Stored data
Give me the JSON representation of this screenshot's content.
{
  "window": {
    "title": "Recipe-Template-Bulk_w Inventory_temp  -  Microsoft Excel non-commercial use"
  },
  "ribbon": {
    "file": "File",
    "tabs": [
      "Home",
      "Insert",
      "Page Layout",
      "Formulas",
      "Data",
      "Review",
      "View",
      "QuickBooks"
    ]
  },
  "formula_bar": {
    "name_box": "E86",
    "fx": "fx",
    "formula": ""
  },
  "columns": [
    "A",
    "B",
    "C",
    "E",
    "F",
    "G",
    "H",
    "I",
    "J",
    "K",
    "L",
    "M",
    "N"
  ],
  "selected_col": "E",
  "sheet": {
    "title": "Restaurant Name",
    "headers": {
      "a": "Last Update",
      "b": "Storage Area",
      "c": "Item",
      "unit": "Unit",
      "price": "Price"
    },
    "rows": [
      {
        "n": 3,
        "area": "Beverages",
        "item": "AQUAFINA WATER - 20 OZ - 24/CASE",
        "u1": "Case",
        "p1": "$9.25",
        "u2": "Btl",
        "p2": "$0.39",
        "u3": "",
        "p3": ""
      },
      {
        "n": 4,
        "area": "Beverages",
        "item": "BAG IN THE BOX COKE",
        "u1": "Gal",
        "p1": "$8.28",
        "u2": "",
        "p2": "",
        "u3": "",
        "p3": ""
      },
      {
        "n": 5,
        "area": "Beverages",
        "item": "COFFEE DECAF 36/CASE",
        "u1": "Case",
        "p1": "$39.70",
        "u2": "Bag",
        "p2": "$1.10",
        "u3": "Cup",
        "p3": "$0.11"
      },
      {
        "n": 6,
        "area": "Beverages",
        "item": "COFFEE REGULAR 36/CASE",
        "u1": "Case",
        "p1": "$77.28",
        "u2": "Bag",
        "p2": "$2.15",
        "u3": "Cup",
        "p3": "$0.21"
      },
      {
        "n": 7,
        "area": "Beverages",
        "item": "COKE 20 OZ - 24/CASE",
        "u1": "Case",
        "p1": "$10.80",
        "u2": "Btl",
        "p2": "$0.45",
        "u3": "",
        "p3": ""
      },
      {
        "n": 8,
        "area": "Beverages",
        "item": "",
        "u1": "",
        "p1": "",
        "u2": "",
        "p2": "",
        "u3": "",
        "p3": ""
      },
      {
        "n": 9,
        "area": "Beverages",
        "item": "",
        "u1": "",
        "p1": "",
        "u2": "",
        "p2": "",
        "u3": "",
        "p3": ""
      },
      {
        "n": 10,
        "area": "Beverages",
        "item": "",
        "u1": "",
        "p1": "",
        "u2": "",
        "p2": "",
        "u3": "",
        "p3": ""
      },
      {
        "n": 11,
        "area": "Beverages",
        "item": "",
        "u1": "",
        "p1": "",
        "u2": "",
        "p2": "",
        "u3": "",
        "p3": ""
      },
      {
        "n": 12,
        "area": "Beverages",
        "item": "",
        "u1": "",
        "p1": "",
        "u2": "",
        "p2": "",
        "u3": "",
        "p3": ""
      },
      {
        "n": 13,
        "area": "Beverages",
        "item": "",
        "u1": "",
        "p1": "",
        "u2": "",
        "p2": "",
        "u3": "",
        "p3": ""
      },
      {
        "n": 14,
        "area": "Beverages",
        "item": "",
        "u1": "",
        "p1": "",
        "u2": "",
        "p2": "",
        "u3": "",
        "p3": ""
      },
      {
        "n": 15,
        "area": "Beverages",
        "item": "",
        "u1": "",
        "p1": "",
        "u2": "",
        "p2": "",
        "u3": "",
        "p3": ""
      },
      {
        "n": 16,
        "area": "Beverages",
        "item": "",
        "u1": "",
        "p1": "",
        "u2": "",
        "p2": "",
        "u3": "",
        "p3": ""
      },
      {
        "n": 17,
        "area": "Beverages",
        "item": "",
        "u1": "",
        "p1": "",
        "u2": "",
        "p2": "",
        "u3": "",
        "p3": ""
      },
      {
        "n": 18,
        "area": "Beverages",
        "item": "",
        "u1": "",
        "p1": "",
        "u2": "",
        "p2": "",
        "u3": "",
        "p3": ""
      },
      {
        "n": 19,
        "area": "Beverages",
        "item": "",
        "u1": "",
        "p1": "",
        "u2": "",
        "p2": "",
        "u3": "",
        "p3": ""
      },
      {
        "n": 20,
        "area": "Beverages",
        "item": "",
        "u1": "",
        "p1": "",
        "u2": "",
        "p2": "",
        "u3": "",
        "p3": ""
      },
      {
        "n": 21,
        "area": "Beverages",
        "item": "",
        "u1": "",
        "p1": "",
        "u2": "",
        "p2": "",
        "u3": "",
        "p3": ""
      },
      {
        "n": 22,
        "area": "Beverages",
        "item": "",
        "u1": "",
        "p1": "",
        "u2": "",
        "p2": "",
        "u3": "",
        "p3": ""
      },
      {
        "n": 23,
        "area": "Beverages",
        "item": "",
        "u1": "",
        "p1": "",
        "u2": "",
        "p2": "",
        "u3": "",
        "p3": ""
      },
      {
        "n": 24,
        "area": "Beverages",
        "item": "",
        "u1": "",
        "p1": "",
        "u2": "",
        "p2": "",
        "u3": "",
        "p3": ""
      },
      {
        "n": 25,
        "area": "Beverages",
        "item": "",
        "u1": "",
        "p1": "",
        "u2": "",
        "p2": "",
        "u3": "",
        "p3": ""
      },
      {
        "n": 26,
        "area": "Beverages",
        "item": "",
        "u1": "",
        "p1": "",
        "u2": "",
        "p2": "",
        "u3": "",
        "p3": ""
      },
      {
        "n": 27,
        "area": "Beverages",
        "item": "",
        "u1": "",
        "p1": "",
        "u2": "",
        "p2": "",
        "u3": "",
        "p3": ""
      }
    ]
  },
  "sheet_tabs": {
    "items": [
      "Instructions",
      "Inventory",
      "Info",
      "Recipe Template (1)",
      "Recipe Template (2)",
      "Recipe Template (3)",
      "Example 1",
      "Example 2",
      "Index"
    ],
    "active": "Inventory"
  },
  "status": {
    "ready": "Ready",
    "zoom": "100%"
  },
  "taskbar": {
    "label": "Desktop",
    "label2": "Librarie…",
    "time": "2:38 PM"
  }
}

EXERCISE BRIEF
Repeat the records above exactly.

RESULT OF THIS EXERCISE
Give me the JSON representation of this screenshot's content.
{
  "window": {
    "title": "Recipe-Template-Bulk_w Inventory_temp  -  Microsoft Excel non-commercial use"
  },
  "ribbon": {
    "file": "File",
    "tabs": [
      "Home",
      "Insert",
      "Page Layout",
      "Formulas",
      "Data",
      "Review",
      "View",
      "QuickBooks"
    ]
  },
  "formula_bar": {
    "name_box": "E86",
    "fx": "fx",
    "formula": ""
  },
  "columns": [
    "A",
    "B",
    "C",
    "E",
    "F",
    "G",
    "H",
    "I",
    "J",
    "K",
    "L",
    "M",
    "N"
  ],
  "selected_col": "E",
  "sheet": {
    "title": "Restaurant Name",
    "headers": {
      "a": "Last Update",
      "b": "Storage Area",
      "c": "Item",
      "unit": "Unit",
      "price": "Price"
    },
    "rows": [
      {
        "n": 3,
        "area": "Beverages",
        "item": "AQUAFINA WATER - 20 OZ - 24/CASE",
        "u1": "Case",
        "p1": "$9.25",
        "u2": "Btl",
        "p2": "$0.39",
        "u3": "",
        "p3": ""
      },
      {
        "n": 4,
        "area": "Beverages",
        "item": "BAG IN THE BOX COKE",
        "u1": "Gal",
        "p1": "$8.28",
        "u2": "",
        "p2": "",
        "u3": "",
        "p3": ""
      },
      {
        "n": 5,
        "area": "Beverages",
        "item": "COFFEE DECAF 36/CASE",
        "u1": "Case",
        "p1": "$39.70",
        "u2": "Bag",
        "p2": "$1.10",
        "u3": "Cup",
        "p3": "$0.11"
      },
      {
        "n": 6,
        "area": "Beverages",
        "item": "COFFEE REGULAR 36/CASE",
        "u1": "Case",
        "p1": "$77.28",
        "u2": "Bag",
        "p2": "$2.15",
        "u3": "Cup",
        "p3": "$0.21"
      },
      {
        "n": 7,
        "area": "Beverages",
        "item": "COKE 20 OZ - 24/CASE",
        "u1": "Case",
        "p1": "$10.80",
        "u2": "Btl",
        "p2": "$0.45",
        "u3": "",
        "p3": ""
      },
      {
        "n": 8,
        "area": "Beverages",
        "item": "",
        "u1": "",
        "p1": "",
        "u2": "",
        "p2": "",
        "u3": "",
        "p3": ""
      },
      {
        "n": 9,
        "area": "Beverages",
        "item": "",
        "u1": "",
        "p1": "",
        "u2": "",
        "p2": "",
        "u3": "",
        "p3": ""
      },
      {
        "n": 10,
        "area": "Beverages",
        "item": "",
        "u1": "",
        "p1": "",
        "u2": "",
        "p2": "",
        "u3": "",
        "p3": ""
      },
      {
        "n": 11,
        "area": "Beverages",
        "item": "",
        "u1": "",
        "p1": "",
        "u2": "",
        "p2": "",
        "u3": "",
        "p3": ""
      },
      {
        "n": 12,
        "area": "Beverages",
        "item": "",
        "u1": "",
        "p1": "",
        "u2": "",
        "p2": "",
        "u3": "",
        "p3": ""
      },
      {
        "n": 13,
        "area": "Beverages",
        "item": "",
        "u1": "",
        "p1": "",
        "u2": "",
        "p2": "",
        "u3": "",
        "p3": ""
      },
      {
        "n": 14,
        "area": "Beverages",
        "item": "",
        "u1": "",
        "p1": "",
        "u2": "",
        "p2": "",
        "u3": "",
        "p3": ""
      },
      {
        "n": 15,
        "area": "Beverages",
        "item": "",
        "u1": "",
        "p1": "",
        "u2": "",
        "p2": "",
        "u3": "",
        "p3": ""
      },
      {
        "n": 16,
        "area": "Beverages",
        "item": "",
        "u1": "",
        "p1": "",
        "u2": "",
        "p2": "",
        "u3": "",
        "p3": ""
      },
      {
        "n": 17,
        "area": "Beverages",
        "item": "",
        "u1": "",
        "p1": "",
        "u2": "",
        "p2": "",
        "u3": "",
        "p3": ""
      },
      {
        "n": 18,
        "area": "Beverages",
        "item": "",
        "u1": "",
        "p1": "",
        "u2": "",
        "p2": "",
        "u3": "",
        "p3": ""
      },
      {
        "n": 19,
        "area": "Beverages",
        "item": "",
        "u1": "",
        "p1": "",
        "u2": "",
        "p2": "",
        "u3": "",
        "p3": ""
      },
      {
        "n": 20,
        "area": "Beverages",
        "item": "",
        "u1": "",
        "p1": "",
        "u2": "",
        "p2": "",
        "u3": "",
        "p3": ""
      },
      {
        "n": 21,
        "area": "Beverages",
        "item": "",
        "u1": "",
        "p1": "",
        "u2": "",
        "p2": "",
        "u3": "",
        "p3": ""
      },
      {
        "n": 22,
        "area": "Beverages",
        "item": "",
        "u1": "",
        "p1": "",
        "u2": "",
        "p2": "",
        "u3": "",
        "p3": ""
      },
      {
        "n": 23,
        "area": "Beverages",
        "item": "",
        "u1": "",
        "p1": "",
        "u2": "",
        "p2": "",
        "u3": "",
        "p3": ""
      },
      {
        "n": 24,
        "area": "Beverages",
        "item": "",
        "u1": "",
        "p1": "",
        "u2": "",
        "p2": "",
        "u3": "",
        "p3": ""
      },
      {
        "n": 25,
        "area": "Beverages",
        "item": "",
        "u1": "",
        "p1": "",
        "u2": "",
        "p2": "",
        "u3": "",
        "p3": ""
      },
      {
        "n": 26,
        "area": "Beverages",
        "item": "",
        "u1": "",
        "p1": "",
        "u2": "",
        "p2": "",
        "u3": "",
        "p3": ""
      },
      {
        "n": 27,
        "area": "Beverages",
        "item": "",
        "u1": "",
        "p1": "",
        "u2": "",
        "p2": "",
        "u3": "",
        "p3": ""
      }
    ]
  },
  "sheet_tabs": {
    "items": [
      "Instructions",
      "Inventory",
      "Info",
      "Recipe Template (1)",
      "Recipe Template (2)",
      "Recipe Template (3)",
      "Example 1",
      "Example 2",
      "Index"
    ],
    "active": "Inventory"
  },
  "status": {
    "ready": "Ready",
    "zoom": "100%"
  },
  "taskbar": {
    "label": "Desktop",
    "label2": "Librarie…",
    "time": "2:38 PM"
  }
}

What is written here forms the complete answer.